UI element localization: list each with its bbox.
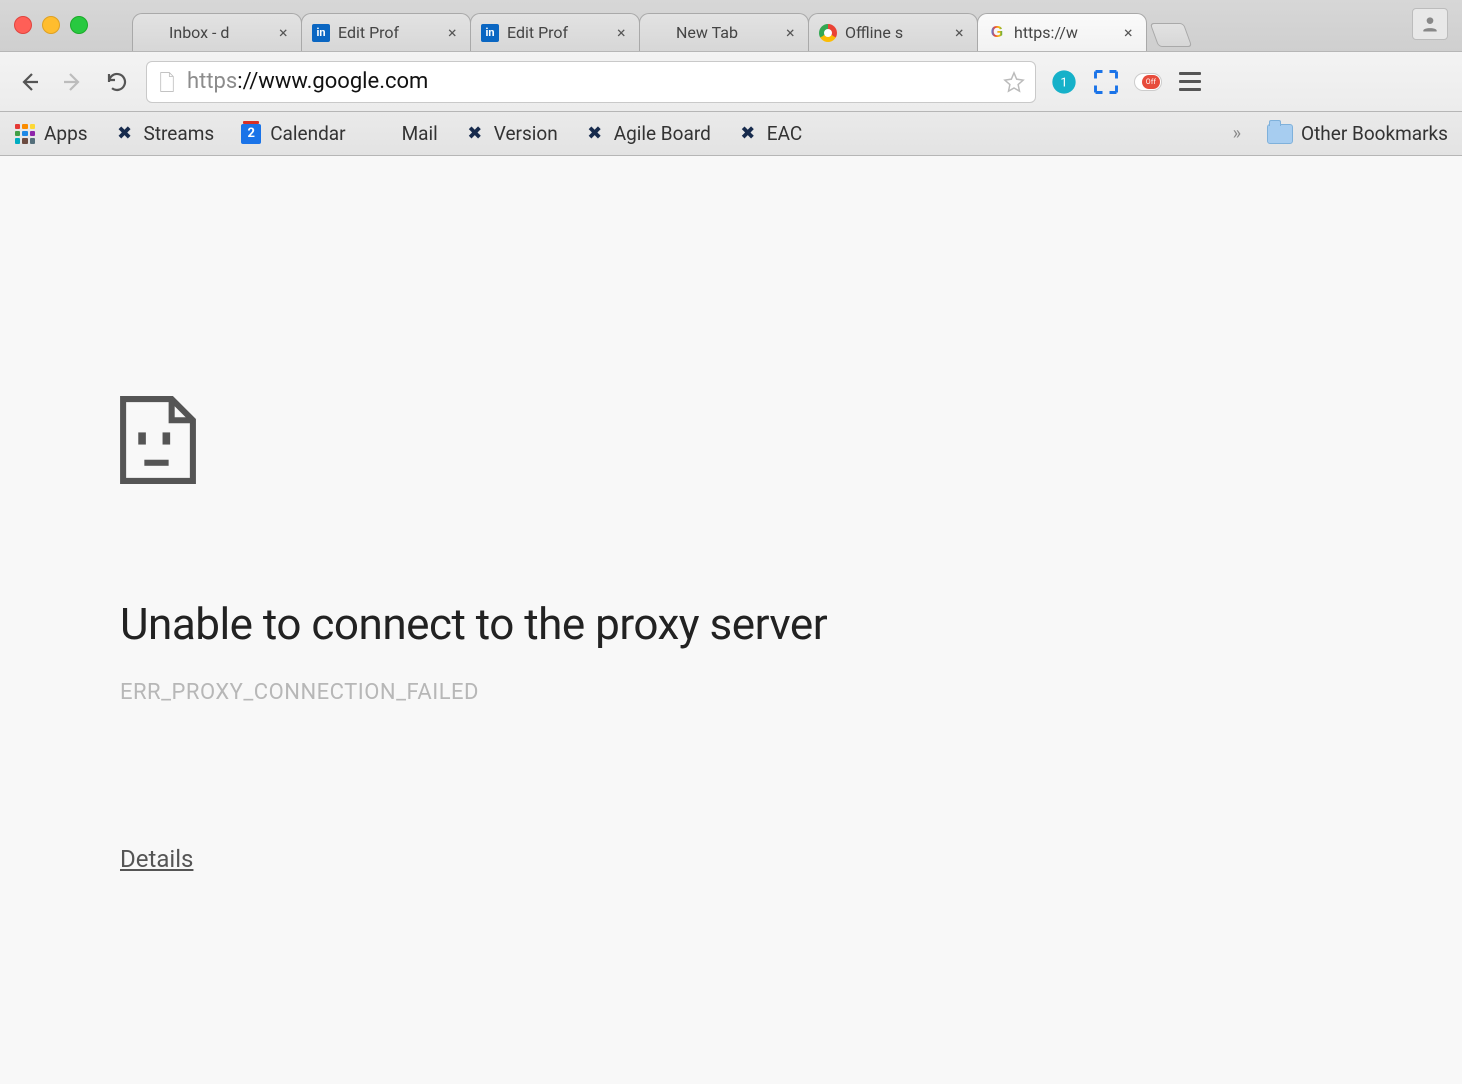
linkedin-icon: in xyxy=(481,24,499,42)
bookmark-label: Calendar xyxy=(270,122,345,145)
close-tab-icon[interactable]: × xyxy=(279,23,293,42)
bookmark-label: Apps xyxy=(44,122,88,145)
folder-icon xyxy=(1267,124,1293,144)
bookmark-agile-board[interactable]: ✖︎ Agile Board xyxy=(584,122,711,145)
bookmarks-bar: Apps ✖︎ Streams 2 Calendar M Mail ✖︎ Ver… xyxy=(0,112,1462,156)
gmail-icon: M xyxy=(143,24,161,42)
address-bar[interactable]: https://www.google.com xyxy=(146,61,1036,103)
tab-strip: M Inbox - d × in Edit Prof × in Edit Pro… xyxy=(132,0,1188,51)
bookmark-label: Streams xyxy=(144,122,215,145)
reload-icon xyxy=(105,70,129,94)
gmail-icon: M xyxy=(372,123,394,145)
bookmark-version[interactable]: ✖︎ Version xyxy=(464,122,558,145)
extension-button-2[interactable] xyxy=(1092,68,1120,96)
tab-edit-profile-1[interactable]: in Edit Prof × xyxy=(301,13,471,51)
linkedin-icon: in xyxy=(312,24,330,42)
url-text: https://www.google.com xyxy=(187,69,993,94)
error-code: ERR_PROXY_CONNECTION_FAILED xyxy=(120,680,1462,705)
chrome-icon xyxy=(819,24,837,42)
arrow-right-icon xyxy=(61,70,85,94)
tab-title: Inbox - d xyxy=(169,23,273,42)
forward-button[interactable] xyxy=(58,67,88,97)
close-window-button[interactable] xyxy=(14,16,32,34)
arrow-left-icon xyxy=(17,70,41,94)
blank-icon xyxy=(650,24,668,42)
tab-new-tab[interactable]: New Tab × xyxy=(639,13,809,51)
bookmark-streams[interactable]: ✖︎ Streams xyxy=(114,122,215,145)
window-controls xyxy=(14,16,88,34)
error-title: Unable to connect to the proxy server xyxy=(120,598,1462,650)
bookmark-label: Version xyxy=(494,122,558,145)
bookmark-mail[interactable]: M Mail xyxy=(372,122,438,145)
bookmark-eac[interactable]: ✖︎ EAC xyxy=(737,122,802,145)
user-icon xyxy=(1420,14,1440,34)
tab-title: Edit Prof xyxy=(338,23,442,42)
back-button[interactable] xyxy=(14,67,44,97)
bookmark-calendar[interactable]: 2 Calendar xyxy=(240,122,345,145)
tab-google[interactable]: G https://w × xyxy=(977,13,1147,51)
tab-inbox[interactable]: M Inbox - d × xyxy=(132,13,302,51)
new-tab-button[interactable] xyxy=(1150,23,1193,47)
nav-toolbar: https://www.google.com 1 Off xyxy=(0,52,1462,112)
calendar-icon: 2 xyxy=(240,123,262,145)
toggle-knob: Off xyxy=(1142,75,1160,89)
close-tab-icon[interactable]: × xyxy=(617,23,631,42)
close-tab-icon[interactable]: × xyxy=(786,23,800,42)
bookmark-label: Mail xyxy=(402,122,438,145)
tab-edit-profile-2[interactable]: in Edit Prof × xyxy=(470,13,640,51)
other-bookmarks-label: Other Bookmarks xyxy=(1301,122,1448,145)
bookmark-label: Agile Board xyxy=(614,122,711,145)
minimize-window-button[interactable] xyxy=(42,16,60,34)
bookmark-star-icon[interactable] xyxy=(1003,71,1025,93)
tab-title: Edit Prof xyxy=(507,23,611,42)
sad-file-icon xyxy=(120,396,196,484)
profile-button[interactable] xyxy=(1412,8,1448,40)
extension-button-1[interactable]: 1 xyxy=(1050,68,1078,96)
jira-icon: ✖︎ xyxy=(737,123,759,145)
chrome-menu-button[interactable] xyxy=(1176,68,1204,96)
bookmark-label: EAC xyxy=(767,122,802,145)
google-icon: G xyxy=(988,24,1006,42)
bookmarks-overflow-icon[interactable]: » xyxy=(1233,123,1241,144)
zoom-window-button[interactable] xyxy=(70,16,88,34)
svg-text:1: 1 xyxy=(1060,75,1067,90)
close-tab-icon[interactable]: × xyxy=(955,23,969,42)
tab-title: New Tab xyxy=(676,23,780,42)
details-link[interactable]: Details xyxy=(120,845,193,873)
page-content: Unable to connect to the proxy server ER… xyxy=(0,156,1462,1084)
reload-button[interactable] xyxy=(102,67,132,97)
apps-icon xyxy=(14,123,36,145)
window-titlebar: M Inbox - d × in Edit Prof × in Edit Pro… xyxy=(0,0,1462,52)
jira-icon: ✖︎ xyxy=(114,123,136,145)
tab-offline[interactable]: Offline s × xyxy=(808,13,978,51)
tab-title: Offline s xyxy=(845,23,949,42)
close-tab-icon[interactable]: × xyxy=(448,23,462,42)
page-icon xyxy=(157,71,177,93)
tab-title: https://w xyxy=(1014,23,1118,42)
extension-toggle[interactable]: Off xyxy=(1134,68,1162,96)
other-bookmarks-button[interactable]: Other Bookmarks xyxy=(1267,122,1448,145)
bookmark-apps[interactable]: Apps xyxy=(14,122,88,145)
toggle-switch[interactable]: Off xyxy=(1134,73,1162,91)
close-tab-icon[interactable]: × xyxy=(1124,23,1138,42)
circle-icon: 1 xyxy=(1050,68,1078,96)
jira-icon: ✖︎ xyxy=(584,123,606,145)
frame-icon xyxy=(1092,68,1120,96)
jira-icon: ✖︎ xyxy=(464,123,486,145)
==============================
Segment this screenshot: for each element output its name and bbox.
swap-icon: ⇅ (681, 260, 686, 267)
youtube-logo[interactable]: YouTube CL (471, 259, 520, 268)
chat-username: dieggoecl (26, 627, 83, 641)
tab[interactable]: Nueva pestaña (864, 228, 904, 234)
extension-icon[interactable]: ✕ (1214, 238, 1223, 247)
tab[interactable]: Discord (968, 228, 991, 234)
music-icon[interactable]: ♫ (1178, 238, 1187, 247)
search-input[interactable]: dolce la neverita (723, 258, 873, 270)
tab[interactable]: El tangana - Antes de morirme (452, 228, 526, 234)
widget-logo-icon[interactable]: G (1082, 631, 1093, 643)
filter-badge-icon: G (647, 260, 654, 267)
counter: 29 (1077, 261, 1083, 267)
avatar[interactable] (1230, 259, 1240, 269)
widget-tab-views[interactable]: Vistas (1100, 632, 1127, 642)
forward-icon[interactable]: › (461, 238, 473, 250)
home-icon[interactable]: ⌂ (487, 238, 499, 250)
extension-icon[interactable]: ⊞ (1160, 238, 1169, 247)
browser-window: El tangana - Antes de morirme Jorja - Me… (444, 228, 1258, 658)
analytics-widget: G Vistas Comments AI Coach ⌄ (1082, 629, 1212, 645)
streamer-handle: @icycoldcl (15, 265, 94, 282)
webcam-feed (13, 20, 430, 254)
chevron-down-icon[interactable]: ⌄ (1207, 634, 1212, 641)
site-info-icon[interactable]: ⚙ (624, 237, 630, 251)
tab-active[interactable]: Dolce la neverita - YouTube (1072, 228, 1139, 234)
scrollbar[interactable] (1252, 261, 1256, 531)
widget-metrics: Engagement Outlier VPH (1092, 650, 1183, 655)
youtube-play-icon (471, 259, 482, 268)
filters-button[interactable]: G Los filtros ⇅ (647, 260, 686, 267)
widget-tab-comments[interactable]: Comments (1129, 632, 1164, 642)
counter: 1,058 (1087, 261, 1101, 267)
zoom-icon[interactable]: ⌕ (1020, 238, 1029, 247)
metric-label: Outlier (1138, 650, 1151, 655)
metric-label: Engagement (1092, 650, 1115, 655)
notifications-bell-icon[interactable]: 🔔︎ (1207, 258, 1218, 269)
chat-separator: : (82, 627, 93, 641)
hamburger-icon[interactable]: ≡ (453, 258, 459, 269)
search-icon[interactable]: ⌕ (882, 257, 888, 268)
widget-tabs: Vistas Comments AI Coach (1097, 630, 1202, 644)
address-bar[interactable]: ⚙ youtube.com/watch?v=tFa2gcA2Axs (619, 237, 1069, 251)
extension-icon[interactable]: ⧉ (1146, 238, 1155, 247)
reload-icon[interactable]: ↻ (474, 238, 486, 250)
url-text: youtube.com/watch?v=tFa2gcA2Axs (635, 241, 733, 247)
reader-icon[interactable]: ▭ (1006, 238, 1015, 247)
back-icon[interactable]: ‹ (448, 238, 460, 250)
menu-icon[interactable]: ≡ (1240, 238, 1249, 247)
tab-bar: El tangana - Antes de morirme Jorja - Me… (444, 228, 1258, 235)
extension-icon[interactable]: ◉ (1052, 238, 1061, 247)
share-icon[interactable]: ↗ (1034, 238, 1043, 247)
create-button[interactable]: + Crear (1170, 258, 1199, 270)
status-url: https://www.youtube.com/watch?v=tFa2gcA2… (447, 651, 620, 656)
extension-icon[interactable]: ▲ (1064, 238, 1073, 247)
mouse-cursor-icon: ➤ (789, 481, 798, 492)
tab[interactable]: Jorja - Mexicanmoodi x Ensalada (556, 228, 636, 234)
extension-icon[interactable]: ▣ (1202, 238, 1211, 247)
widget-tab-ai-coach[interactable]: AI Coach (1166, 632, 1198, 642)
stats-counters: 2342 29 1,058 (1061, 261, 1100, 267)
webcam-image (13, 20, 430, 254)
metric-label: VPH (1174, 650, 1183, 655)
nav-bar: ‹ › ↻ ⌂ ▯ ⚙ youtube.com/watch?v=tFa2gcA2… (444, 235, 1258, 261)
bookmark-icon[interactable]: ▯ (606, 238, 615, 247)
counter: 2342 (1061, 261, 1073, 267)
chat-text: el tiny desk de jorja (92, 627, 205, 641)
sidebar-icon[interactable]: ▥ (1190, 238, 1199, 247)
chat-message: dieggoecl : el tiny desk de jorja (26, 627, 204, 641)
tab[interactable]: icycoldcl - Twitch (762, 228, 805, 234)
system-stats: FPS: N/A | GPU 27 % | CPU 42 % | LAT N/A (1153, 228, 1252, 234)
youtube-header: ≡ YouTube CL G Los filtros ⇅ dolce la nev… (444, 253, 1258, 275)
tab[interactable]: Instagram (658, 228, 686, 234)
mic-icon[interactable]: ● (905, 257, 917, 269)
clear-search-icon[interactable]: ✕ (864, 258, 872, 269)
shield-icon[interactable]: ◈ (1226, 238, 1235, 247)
==============================
TASK TO COMPLETE: Please count the rows above that contain the string "webcam" and reply with only the number.

OUTPUT: 2